(Request):
Copy out each line of the listing that has the word "Đinh" in it.

(Dataset records):

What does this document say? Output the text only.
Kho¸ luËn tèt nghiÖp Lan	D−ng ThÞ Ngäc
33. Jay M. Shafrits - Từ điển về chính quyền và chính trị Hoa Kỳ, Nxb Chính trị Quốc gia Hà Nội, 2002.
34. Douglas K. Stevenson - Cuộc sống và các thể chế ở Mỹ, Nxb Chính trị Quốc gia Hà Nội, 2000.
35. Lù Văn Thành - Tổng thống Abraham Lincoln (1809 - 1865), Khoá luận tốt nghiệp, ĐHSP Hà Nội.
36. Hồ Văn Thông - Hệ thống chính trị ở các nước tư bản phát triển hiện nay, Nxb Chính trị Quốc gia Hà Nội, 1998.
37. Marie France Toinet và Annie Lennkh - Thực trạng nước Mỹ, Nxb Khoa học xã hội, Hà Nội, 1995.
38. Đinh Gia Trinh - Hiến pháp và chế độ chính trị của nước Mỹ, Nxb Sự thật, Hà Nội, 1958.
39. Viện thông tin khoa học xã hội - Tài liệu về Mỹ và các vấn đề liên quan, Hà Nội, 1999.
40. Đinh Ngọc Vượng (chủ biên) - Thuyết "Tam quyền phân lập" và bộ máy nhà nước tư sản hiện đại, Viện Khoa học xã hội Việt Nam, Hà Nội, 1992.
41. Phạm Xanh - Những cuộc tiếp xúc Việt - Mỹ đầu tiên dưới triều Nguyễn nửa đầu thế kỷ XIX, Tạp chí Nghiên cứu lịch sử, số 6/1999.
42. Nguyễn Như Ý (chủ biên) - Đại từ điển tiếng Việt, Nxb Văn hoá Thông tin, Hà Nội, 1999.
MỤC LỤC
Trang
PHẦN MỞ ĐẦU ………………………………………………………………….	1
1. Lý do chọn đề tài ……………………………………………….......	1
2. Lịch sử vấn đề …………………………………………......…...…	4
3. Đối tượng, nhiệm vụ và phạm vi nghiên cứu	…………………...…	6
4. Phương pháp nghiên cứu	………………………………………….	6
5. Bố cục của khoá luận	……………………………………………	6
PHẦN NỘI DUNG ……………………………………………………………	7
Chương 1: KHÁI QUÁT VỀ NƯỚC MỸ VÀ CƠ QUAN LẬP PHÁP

(Problem solution):
38. Đinh Gia Trinh - Hiến pháp và chế độ chính trị của nước Mỹ, Nxb Sự thật, Hà Nội, 1958.
40. Đinh Ngọc Vượng (chủ biên) - Thuyết "Tam quyền phân lập" và bộ máy nhà nước tư sản hiện đại, Viện Khoa học xã hội Việt Nam, Hà Nội, 1992.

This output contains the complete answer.